# Start of Information supplied
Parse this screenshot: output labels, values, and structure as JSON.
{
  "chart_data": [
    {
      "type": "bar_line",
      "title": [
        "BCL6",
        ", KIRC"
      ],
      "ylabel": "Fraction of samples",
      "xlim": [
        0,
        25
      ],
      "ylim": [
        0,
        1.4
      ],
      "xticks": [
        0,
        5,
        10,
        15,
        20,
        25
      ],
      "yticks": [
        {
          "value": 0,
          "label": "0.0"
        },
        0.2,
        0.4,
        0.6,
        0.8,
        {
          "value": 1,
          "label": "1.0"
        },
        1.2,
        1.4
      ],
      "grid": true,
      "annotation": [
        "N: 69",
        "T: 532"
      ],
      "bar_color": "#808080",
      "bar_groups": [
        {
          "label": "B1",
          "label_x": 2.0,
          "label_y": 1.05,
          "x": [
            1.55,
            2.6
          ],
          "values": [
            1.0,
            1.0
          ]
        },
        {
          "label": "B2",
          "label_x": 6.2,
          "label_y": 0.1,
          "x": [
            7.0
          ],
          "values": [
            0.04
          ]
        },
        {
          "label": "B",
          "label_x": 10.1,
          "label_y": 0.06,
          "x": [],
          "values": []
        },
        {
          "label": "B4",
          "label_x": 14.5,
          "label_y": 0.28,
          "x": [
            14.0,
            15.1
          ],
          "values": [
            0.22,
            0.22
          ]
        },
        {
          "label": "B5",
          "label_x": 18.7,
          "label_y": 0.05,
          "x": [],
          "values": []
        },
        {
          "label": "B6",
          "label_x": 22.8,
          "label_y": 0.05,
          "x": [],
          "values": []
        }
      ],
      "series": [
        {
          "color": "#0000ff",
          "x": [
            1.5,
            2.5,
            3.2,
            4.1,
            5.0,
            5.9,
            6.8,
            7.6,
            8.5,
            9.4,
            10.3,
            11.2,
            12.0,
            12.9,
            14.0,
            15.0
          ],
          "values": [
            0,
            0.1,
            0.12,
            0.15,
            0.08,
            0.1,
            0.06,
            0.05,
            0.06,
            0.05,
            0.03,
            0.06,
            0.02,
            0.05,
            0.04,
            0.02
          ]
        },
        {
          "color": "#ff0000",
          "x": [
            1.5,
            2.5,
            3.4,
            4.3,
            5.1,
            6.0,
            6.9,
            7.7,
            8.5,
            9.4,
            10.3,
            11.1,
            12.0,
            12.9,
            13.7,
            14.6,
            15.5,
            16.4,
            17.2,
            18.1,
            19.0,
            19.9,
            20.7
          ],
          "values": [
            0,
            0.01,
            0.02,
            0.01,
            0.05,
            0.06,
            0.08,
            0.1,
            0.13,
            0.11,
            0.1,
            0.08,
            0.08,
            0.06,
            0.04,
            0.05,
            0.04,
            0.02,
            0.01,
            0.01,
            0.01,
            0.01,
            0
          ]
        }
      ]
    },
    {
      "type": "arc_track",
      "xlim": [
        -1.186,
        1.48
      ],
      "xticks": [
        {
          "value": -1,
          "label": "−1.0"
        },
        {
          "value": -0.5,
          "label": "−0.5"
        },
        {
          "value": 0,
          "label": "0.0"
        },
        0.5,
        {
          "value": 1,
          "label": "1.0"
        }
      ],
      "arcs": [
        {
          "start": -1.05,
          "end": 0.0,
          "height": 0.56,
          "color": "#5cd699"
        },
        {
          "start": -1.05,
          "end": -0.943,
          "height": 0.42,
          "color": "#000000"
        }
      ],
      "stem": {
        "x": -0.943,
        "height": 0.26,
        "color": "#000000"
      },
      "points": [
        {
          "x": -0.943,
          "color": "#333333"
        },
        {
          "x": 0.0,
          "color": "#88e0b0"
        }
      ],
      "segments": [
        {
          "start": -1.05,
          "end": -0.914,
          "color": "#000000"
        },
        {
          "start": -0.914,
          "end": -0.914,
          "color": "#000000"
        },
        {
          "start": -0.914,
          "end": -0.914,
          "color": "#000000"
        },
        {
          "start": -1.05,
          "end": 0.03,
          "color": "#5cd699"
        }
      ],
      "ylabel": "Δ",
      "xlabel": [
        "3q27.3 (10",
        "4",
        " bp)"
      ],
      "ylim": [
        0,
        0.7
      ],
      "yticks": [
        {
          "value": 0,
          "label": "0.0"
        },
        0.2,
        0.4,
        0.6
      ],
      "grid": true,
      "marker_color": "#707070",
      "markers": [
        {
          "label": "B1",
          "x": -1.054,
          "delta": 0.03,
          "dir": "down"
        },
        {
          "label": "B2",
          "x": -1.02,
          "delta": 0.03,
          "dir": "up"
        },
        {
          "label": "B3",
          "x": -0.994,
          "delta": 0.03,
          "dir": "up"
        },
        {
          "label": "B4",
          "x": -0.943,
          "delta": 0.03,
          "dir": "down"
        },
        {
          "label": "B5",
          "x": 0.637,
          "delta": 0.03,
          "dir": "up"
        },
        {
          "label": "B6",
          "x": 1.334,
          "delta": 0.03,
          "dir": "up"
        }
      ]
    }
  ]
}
# End of Information supplied
# Start of Information supplied
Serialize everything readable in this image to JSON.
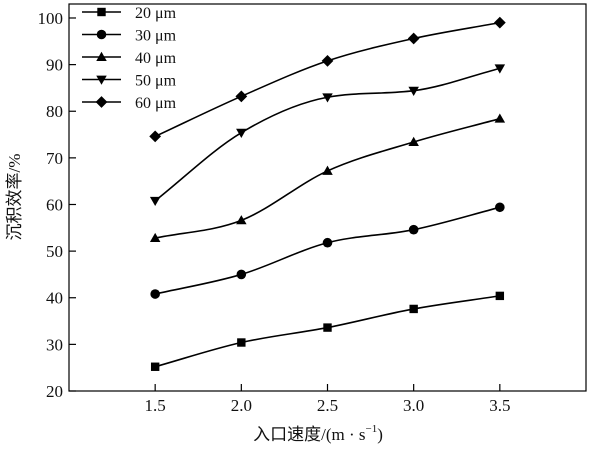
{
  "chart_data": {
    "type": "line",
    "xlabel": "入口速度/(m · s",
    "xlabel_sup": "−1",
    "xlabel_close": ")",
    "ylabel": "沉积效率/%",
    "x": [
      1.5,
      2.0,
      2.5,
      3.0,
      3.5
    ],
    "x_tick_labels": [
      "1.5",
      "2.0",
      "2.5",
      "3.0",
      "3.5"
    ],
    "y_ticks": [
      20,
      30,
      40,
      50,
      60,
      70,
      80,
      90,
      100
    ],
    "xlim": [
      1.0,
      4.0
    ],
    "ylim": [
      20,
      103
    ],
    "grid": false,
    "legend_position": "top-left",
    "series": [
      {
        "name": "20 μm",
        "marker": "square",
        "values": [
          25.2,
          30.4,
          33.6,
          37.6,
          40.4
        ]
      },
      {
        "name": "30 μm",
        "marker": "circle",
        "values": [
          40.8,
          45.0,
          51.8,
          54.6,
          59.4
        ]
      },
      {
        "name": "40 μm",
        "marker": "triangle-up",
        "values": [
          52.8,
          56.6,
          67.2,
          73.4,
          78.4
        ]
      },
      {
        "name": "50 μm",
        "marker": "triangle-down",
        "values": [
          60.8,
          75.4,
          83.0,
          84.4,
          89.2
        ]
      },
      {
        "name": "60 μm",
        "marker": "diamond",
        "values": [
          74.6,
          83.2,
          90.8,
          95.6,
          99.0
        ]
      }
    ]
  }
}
# End of Information supplied
# Start of Information supplied
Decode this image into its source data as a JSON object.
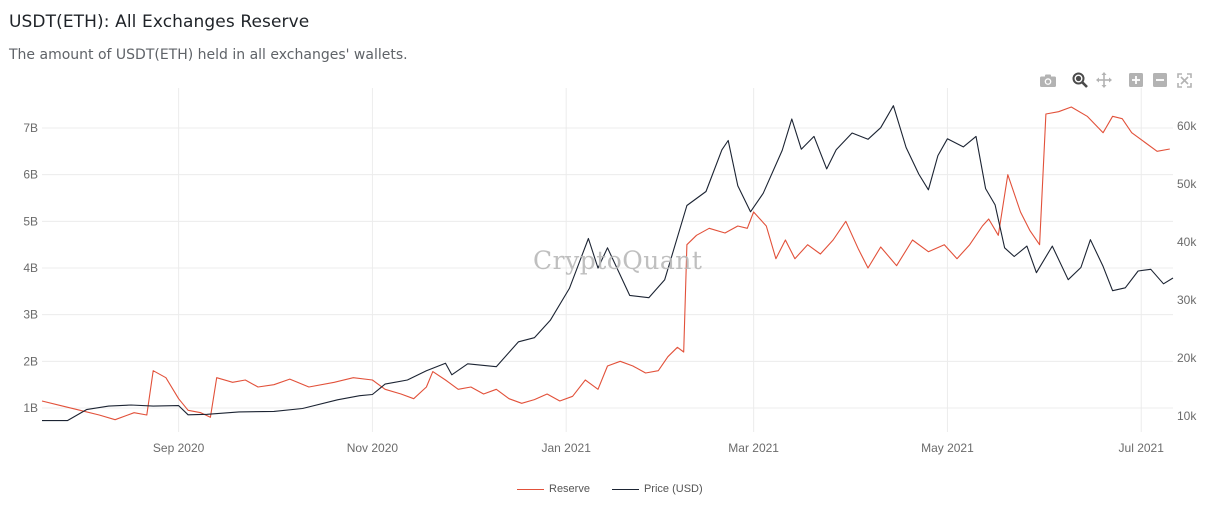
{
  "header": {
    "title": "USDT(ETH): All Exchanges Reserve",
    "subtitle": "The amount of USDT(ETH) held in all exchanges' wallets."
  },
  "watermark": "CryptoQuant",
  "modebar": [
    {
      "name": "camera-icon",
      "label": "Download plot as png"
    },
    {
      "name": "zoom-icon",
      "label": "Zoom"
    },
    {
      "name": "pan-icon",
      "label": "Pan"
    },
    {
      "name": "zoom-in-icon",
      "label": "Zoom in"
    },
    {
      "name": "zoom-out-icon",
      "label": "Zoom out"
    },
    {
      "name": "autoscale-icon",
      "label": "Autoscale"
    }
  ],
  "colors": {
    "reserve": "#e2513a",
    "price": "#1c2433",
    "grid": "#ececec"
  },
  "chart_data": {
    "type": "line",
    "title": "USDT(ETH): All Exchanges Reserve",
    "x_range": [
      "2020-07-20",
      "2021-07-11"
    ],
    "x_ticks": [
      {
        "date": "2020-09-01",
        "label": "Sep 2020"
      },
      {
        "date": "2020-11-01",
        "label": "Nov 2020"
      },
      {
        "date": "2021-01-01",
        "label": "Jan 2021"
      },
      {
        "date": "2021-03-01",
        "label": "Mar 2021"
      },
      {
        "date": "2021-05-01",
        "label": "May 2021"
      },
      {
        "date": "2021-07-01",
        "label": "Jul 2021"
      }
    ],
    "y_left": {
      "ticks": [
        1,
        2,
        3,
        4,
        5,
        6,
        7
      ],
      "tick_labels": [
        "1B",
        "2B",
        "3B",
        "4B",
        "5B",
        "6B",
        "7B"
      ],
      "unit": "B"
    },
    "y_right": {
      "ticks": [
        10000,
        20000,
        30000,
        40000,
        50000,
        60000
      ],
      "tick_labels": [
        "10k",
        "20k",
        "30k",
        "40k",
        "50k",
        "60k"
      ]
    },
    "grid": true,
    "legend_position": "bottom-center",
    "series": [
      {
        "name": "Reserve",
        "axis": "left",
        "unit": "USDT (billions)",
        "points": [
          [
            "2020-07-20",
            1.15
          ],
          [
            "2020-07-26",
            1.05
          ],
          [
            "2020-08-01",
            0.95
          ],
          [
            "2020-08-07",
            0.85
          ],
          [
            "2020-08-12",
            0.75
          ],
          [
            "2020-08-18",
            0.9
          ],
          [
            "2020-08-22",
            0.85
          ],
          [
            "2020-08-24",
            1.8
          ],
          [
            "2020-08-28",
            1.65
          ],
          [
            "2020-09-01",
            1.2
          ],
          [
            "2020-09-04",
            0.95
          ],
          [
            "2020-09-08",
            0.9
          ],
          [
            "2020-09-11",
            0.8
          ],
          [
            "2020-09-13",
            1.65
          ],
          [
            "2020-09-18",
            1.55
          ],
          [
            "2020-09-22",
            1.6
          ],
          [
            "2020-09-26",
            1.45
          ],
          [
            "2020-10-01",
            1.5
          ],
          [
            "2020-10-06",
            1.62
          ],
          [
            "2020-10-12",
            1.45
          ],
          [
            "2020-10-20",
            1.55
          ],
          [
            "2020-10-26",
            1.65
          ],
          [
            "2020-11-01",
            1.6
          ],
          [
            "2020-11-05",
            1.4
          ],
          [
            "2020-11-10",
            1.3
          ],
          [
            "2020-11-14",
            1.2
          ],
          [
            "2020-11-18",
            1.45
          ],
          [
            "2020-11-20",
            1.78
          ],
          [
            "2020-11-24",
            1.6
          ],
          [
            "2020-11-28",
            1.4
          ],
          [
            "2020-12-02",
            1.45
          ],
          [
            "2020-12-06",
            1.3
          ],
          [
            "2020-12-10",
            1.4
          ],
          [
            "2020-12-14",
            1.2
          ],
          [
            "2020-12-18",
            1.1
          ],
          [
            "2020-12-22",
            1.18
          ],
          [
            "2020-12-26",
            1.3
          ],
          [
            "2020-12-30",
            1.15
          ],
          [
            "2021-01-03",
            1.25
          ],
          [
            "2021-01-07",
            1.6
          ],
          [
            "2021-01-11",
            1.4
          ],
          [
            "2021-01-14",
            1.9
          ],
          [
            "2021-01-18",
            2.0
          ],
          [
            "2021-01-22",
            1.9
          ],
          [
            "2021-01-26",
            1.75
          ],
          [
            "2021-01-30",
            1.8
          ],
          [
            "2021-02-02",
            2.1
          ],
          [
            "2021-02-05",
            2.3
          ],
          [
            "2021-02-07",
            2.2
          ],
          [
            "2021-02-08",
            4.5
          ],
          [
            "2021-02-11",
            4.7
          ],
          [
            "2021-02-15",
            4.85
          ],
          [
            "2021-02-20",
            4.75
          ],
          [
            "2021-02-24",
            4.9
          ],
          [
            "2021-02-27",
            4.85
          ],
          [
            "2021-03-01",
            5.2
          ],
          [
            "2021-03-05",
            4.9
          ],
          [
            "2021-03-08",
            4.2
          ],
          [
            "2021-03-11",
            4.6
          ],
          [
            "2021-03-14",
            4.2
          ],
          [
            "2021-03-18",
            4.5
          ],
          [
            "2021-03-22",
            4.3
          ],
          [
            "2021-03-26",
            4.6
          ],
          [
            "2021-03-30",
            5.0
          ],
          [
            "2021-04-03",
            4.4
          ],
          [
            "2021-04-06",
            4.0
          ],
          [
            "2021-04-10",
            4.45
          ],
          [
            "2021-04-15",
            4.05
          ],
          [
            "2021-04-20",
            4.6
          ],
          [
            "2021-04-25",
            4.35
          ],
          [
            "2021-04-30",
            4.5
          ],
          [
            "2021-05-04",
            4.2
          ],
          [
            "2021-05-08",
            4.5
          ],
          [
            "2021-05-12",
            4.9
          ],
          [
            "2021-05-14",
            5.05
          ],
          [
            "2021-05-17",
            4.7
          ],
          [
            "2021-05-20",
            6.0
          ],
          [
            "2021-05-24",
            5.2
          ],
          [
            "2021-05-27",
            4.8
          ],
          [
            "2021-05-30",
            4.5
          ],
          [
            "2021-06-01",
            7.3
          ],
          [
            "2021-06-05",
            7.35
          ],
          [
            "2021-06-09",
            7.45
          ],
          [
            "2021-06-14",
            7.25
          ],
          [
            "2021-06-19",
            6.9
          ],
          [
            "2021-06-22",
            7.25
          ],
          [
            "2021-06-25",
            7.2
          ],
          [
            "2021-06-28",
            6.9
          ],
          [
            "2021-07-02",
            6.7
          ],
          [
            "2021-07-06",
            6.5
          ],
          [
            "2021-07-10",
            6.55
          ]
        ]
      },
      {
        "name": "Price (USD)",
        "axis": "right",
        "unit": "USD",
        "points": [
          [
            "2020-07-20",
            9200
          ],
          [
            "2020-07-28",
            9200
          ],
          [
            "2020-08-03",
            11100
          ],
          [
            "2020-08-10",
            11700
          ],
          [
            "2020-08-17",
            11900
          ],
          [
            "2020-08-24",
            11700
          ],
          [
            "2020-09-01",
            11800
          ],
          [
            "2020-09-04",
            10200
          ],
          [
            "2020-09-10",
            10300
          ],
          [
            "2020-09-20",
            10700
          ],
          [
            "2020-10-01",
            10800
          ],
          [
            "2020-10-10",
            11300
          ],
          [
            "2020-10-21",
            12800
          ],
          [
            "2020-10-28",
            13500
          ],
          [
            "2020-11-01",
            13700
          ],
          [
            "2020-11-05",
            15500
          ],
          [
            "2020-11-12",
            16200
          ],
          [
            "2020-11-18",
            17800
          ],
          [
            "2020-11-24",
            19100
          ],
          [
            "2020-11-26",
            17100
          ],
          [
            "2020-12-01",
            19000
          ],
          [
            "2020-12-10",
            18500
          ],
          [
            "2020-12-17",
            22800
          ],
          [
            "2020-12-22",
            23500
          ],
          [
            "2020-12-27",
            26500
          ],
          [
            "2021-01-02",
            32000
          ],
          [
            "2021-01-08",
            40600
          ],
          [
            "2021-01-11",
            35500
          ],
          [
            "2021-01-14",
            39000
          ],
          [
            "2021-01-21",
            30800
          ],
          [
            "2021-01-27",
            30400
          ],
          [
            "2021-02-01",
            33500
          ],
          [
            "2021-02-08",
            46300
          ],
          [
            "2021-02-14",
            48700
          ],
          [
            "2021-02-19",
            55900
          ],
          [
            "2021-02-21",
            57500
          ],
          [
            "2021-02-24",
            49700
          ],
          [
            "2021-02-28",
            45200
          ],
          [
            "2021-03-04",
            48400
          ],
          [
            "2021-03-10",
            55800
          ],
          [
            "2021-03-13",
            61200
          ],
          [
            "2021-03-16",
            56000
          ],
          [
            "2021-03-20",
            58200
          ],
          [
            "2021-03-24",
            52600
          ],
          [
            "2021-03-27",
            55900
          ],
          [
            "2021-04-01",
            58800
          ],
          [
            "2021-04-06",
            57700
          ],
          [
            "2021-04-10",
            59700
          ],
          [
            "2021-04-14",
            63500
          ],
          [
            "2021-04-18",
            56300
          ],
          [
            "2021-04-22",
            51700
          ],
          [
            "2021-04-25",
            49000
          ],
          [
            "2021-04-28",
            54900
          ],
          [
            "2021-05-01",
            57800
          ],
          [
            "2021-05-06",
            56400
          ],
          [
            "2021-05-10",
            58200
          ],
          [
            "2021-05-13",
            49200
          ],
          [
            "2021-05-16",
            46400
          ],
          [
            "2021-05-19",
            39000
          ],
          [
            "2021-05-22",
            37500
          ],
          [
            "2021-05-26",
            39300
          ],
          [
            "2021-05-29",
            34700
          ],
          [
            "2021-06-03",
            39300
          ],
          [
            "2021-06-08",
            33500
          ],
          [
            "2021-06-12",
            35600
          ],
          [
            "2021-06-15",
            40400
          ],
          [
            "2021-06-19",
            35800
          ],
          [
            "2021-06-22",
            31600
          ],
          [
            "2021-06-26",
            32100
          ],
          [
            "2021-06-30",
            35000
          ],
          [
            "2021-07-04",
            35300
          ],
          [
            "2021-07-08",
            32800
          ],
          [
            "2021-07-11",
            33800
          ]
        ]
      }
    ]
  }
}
# End of Information supplied
Copy every line of the listing that includes the string "type".

      "type": "bar_line",
      "type": "arc_track",
    "type": "line",
    "type": "line",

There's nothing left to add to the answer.